### Exercise requirements
Quote the listing below in its entirety, omitting every image.

Data excerpts
______

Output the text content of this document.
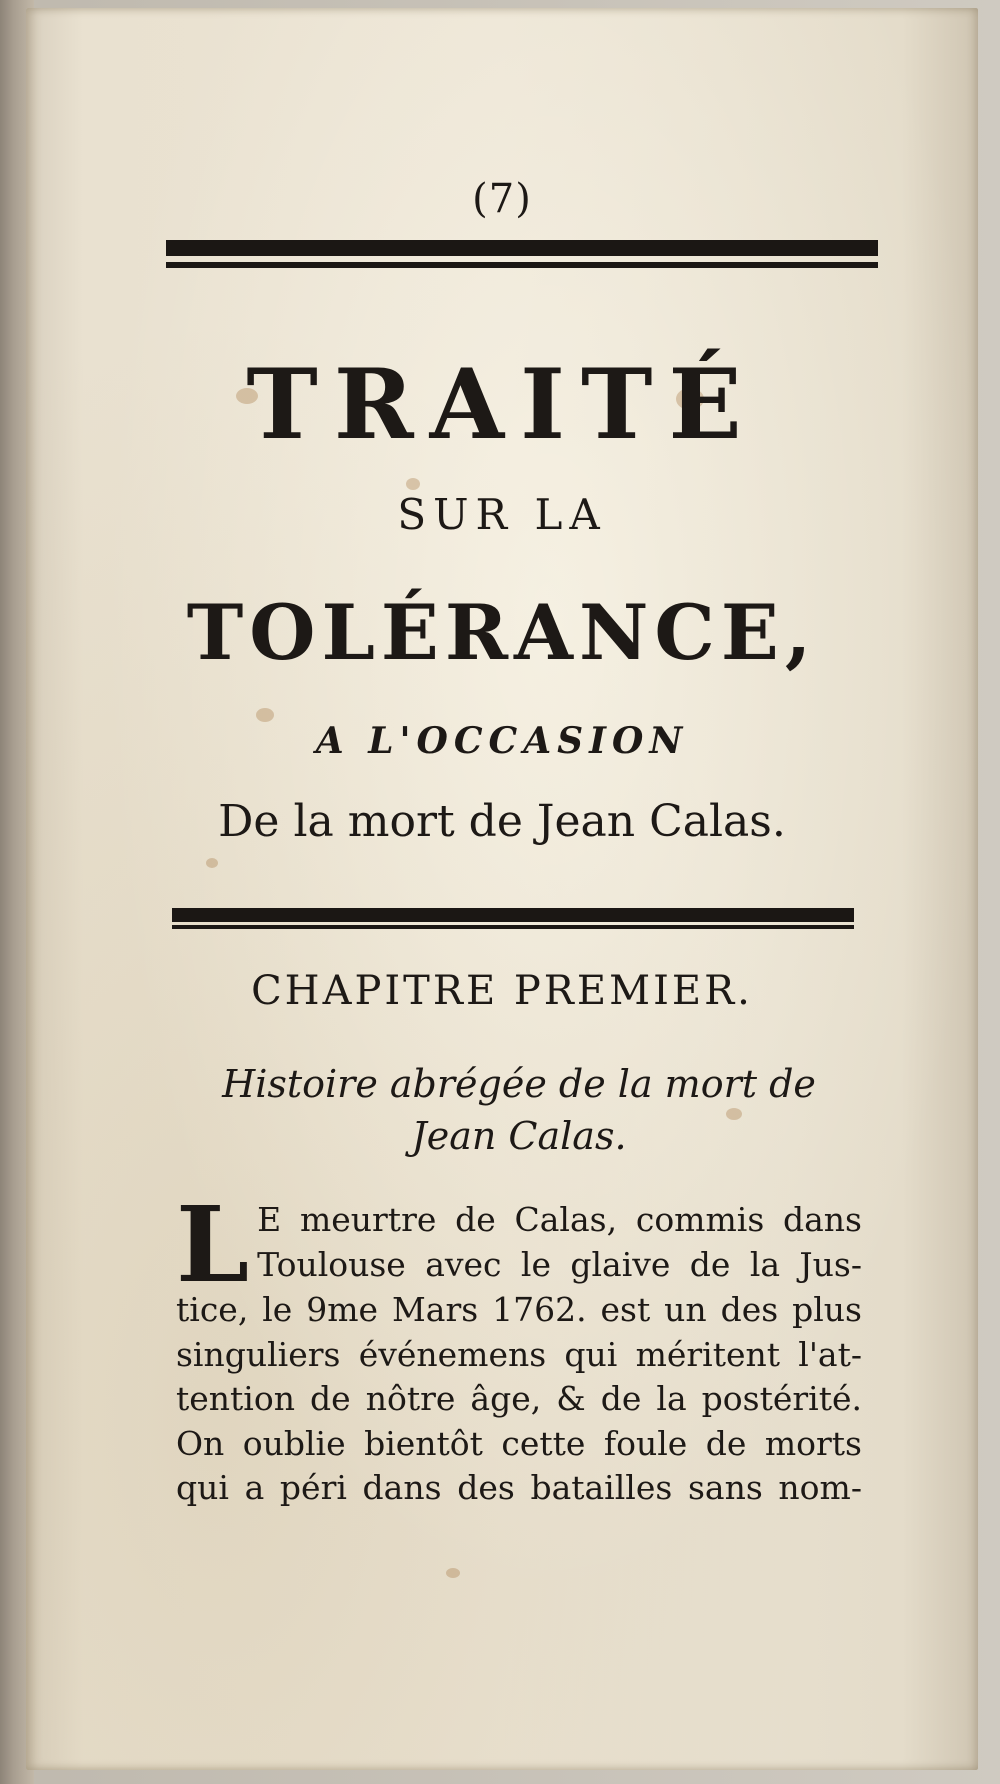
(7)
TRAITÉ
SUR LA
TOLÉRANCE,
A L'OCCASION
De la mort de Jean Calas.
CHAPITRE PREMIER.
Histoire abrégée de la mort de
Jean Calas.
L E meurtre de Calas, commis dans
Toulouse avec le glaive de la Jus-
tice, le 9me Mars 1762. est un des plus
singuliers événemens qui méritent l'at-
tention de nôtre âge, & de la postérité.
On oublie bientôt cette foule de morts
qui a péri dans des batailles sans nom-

______

### Complete response
Output the text content of this document.
(7)
TRAITÉ
SUR LA
TOLÉRANCE,
A L'OCCASION
De la mort de Jean Calas.
CHAPITRE PREMIER.
Histoire abrégée de la mort de
Jean Calas.
L E meurtre de Calas, commis dans
Toulouse avec le glaive de la Jus-
tice, le 9me Mars 1762. est un des plus
singuliers événemens qui méritent l'at-
tention de nôtre âge, & de la postérité.
On oublie bientôt cette foule de morts
qui a péri dans des batailles sans nom-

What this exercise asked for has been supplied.